● **Problem to solve**
Find every line below that contains the word "date" and copy it out.

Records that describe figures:
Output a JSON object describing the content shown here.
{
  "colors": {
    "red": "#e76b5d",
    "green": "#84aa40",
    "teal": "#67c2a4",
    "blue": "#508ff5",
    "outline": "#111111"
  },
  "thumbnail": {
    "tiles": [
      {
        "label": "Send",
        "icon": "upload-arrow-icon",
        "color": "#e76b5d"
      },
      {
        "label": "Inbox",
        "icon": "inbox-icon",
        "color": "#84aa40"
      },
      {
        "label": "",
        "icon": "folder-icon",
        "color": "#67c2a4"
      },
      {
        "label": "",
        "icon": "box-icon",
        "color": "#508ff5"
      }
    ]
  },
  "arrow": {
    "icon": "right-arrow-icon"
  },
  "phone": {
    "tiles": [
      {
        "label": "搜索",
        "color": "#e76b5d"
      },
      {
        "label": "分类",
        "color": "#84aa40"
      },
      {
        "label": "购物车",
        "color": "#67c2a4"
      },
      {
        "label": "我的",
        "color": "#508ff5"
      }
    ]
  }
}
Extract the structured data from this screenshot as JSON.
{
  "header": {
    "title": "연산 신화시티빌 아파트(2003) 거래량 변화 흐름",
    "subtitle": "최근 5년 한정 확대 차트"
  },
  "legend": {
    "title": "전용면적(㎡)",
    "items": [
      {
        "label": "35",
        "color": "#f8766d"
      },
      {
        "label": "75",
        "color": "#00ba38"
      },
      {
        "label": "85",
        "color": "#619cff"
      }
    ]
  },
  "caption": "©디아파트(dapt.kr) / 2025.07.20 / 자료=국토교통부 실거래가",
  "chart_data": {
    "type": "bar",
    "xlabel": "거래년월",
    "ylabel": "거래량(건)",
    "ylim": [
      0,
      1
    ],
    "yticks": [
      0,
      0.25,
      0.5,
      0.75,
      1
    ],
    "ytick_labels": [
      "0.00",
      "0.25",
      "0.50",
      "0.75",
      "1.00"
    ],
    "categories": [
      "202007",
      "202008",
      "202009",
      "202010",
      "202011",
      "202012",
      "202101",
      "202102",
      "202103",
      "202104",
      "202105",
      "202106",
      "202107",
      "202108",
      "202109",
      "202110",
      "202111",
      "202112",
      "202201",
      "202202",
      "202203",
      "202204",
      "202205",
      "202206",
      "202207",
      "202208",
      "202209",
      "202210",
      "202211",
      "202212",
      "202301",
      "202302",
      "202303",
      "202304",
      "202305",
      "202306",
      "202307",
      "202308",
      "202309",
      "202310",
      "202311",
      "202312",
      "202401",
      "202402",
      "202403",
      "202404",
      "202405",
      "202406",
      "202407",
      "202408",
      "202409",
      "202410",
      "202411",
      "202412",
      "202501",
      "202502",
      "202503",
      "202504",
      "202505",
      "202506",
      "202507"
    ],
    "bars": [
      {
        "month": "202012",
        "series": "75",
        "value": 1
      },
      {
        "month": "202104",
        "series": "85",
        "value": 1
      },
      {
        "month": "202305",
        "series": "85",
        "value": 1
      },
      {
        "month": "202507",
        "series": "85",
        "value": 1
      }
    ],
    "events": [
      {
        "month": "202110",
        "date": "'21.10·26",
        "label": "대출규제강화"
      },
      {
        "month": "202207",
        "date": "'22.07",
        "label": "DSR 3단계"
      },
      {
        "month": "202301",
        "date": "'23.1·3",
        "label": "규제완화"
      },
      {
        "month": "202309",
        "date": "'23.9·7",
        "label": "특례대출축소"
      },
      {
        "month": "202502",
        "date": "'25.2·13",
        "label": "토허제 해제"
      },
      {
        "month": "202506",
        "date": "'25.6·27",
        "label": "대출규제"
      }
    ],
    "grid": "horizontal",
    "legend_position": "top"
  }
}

● **Task solution**
        "date": "'21.10·26",
        "date": "'22.07",
        "date": "'23.1·3",
        "date": "'23.9·7",
        "date": "'25.2·13",
        "date": "'25.6·27",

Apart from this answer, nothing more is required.